[課題の要件]
以下の一覧の全行を、「番号」と「行」の2列からなるMarkdownの表に変換すること。空行は含めない。

[提供された項目]
.....
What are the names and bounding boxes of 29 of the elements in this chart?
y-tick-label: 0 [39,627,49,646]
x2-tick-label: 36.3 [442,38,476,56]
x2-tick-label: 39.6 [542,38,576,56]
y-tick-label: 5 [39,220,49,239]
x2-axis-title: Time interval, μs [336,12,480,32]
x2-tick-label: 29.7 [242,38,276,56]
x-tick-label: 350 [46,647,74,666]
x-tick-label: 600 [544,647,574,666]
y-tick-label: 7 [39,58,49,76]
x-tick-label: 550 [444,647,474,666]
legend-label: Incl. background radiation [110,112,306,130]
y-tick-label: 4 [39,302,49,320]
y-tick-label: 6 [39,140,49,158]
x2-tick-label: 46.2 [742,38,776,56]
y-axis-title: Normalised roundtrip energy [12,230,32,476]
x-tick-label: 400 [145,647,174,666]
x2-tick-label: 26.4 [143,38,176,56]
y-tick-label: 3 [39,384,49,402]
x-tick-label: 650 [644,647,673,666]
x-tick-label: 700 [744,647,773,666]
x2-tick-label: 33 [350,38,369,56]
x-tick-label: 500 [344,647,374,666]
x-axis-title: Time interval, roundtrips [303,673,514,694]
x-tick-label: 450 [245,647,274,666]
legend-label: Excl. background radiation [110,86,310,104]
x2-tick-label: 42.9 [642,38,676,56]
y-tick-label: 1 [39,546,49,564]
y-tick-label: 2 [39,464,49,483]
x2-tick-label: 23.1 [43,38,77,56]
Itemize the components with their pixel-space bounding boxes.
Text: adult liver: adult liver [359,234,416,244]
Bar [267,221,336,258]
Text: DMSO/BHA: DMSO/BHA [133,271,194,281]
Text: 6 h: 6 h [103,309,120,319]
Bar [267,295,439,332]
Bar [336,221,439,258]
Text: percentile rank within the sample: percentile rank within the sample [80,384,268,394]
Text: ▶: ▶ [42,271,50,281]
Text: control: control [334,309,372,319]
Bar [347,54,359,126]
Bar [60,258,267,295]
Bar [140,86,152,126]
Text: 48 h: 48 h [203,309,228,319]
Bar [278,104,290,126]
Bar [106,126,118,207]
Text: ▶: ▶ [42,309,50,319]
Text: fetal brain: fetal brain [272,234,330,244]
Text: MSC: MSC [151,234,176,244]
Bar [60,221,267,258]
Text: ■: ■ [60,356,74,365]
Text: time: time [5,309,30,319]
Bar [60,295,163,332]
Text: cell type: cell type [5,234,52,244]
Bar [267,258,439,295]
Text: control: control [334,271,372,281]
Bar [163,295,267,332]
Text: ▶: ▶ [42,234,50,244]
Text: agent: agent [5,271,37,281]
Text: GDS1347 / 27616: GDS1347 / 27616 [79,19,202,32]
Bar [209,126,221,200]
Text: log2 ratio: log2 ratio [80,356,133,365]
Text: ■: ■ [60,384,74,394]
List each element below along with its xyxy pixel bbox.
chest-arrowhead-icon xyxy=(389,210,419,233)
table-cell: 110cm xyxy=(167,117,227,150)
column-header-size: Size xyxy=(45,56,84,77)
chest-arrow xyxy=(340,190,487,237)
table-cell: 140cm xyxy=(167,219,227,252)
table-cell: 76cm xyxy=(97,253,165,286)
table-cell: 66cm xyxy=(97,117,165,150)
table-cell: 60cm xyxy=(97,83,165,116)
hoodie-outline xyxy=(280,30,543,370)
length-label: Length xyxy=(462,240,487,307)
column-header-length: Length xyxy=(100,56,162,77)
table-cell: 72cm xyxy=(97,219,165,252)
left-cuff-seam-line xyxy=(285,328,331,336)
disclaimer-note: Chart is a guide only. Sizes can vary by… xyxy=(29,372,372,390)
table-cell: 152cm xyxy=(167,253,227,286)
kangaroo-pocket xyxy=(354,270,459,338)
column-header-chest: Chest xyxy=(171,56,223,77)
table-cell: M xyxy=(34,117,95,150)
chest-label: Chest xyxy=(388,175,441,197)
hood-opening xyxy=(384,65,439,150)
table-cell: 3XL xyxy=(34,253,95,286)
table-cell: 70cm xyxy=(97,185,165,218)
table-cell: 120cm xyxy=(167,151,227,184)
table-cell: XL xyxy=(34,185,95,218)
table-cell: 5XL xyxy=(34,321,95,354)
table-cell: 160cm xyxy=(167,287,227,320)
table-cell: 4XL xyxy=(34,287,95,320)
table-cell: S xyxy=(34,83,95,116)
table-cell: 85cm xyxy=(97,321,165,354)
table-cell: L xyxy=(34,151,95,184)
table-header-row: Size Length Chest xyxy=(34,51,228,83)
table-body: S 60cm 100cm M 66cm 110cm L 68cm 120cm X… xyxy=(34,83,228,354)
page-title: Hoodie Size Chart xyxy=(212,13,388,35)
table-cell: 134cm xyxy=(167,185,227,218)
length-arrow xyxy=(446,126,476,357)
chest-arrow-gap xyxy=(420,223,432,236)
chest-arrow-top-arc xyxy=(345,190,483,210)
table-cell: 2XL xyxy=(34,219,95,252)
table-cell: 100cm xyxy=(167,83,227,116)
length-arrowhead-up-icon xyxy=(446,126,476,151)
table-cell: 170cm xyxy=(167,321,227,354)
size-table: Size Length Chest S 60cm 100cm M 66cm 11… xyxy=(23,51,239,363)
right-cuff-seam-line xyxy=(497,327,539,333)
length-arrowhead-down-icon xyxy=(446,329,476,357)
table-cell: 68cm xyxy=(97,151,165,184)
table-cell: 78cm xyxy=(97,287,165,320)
.....
[課題の結果]
| 番号 | 行 |
|---|---|
| 1 | What are the names and bounding boxes of 29 of the elements in this chart? |
| 2 | y-tick-label: 0 [39,627,49,646] |
| 3 | x2-tick-label: 36.3 [442,38,476,56] |
| 4 | x2-tick-label: 39.6 [542,38,576,56] |
| 5 | y-tick-label: 5 [39,220,49,239] |
| 6 | x2-axis-title: Time interval, μs [336,12,480,32] |
| 7 | x2-tick-label: 29.7 [242,38,276,56] |
| 8 | x-tick-label: 350 [46,647,74,666] |
| 9 | x-tick-label: 600 [544,647,574,666] |
| 10 | y-tick-label: 7 [39,58,49,76] |
| 11 | x-tick-label: 550 [444,647,474,666] |
| 12 | legend-label: Incl. background radiation [110,112,306,130] |
| 13 | y-tick-label: 4 [39,302,49,320] |
| 14 | y-tick-label: 6 [39,140,49,158] |
| 15 | x2-tick-label: 46.2 [742,38,776,56] |
| 16 | y-axis-title: Normalised roundtrip energy [12,230,32,476] |
| 17 | x-tick-label: 400 [145,647,174,666] |
| 18 | x2-tick-label: 26.4 [143,38,176,56] |
| 19 | y-tick-label: 3 [39,384,49,402] |
| 20 | x-tick-label: 650 [644,647,673,666] |
| 21 | x-tick-label: 700 [744,647,773,666] |
| 22 | x2-tick-label: 33 [350,38,369,56] |
| 23 | x-tick-label: 500 [344,647,374,666] |
| 24 | x-axis-title: Time interval, roundtrips [303,673,514,694] |
| 25 | x-tick-label: 450 [245,647,274,666] |
| 26 | legend-label: Excl. background radiation [110,86,310,104] |
| 27 | x2-tick-label: 42.9 [642,38,676,56] |
| 28 | y-tick-label: 1 [39,546,49,564] |
| 29 | y-tick-label: 2 [39,464,49,483] |
| 30 | x2-tick-label: 23.1 [43,38,77,56] |
| 31 | Itemize the components with their pixel-space bounding boxes. |
| 32 | Text: adult liver: adult liver [359,234,416,244] |
| 33 | Bar [267,221,336,258] |
| 34 | Text: DMSO/BHA: DMSO/BHA [133,271,194,281] |
| 35 | Text: 6 h: 6 h [103,309,120,319] |
| 36 | Bar [267,295,439,332] |
| 37 | Bar [336,221,439,258] |
| 38 | Text: percentile rank within the sample: percentile rank within the sample [80,384,268,394] |
| 39 | Text: ▶: ▶ [42,271,50,281] |
| 40 | Text: control: control [334,309,372,319] |
| 41 | Bar [347,54,359,126] |
| 42 | Bar [60,258,267,295] |
| 43 | Bar [140,86,152,126] |
| 44 | Text: 48 h: 48 h [203,309,228,319] |
| 45 | Bar [278,104,290,126] |
| 46 | Bar [106,126,118,207] |
| 47 | Text: ▶: ▶ [42,309,50,319] |
| 48 | Text: fetal brain: fetal brain [272,234,330,244] |
| 49 | Text: MSC: MSC [151,234,176,244] |
| 50 | Bar [60,221,267,258] |
| 51 | Text: ■: ■ [60,356,74,365] |
| 52 | Text: time: time [5,309,30,319] |
| 53 | Bar [60,295,163,332] |
| 54 | Text: cell type: cell type [5,234,52,244] |
| 55 | Bar [267,258,439,295] |
| 56 | Text: control: control [334,271,372,281] |
| 57 | Bar [163,295,267,332] |
| 58 | Text: ▶: ▶ [42,234,50,244] |
| 59 | Text: agent: agent [5,271,37,281] |
| 60 | Text: GDS1347 / 27616: GDS1347 / 27616 [79,19,202,32] |
| 61 | Bar [209,126,221,200] |
| 62 | Text: log2 ratio: log2 ratio [80,356,133,365] |
| 63 | Text: ■: ■ [60,384,74,394] |
| 64 | List each element below along with its xyxy pixel bbox. |
| 65 | chest-arrowhead-icon xyxy=(389,210,419,233) |
| 66 | table-cell: 110cm xyxy=(167,117,227,150) |
| 67 | column-header-size: Size xyxy=(45,56,84,77) |
| 68 | chest-arrow xyxy=(340,190,487,237) |
| 69 | table-cell: 140cm xyxy=(167,219,227,252) |
| 70 | table-cell: 76cm xyxy=(97,253,165,286) |
| 71 | table-cell: 66cm xyxy=(97,117,165,150) |
| 72 | table-cell: 60cm xyxy=(97,83,165,116) |
| 73 | hoodie-outline xyxy=(280,30,543,370) |
| 74 | length-label: Length xyxy=(462,240,487,307) |
| 75 | column-header-length: Length xyxy=(100,56,162,77) |
| 76 | table-cell: 72cm xyxy=(97,219,165,252) |
| 77 | left-cuff-seam-line xyxy=(285,328,331,336) |
| 78 | disclaimer-note: Chart is a guide only. Sizes can vary by… xyxy=(29,372,372,390) |
| 79 | table-cell: 152cm xyxy=(167,253,227,286) |
| 80 | kangaroo-pocket xyxy=(354,270,459,338) |
| 81 | column-header-chest: Chest xyxy=(171,56,223,77) |
| 82 | table-cell: M xyxy=(34,117,95,150) |
| 83 | chest-label: Chest xyxy=(388,175,441,197) |
| 84 | hood-opening xyxy=(384,65,439,150) |
| 85 | table-cell: 3XL xyxy=(34,253,95,286) |
| 86 | table-cell: 70cm xyxy=(97,185,165,218) |
| 87 | table-cell: 120cm xyxy=(167,151,227,184) |
| 88 | table-cell: XL xyxy=(34,185,95,218) |
| 89 | table-cell: 5XL xyxy=(34,321,95,354) |
| 90 | table-cell: 160cm xyxy=(167,287,227,320) |
| 91 | table-cell: 4XL xyxy=(34,287,95,320) |
| 92 | table-cell: S xyxy=(34,83,95,116) |
| 93 | table-cell: 85cm xyxy=(97,321,165,354) |
| 94 | table-cell: L xyxy=(34,151,95,184) |
| 95 | table-header-row: Size Length Chest xyxy=(34,51,228,83) |
| 96 | table-body: S 60cm 100cm M 66cm 110cm L 68cm 120cm X… xyxy=(34,83,228,354) |
| 97 | page-title: Hoodie Size Chart xyxy=(212,13,388,35) |
| 98 | table-cell: 134cm xyxy=(167,185,227,218) |
| 99 | length-arrow xyxy=(446,126,476,357) |
| 100 | chest-arrow-gap xyxy=(420,223,432,236) |
| 101 | chest-arrow-top-arc xyxy=(345,190,483,210) |
| 102 | table-cell: 2XL xyxy=(34,219,95,252) |
| 103 | table-cell: 100cm xyxy=(167,83,227,116) |
| 104 | length-arrowhead-up-icon xyxy=(446,126,476,151) |
| 105 | table-cell: 170cm xyxy=(167,321,227,354) |
| 106 | size-table: Size Length Chest S 60cm 100cm M 66cm 11… xyxy=(23,51,239,363) |
| 107 | right-cuff-seam-line xyxy=(497,327,539,333) |
| 108 | length-arrowhead-down-icon xyxy=(446,329,476,357) |
| 109 | table-cell: 68cm xyxy=(97,151,165,184) |
| 110 | table-cell: 78cm xyxy=(97,287,165,320) |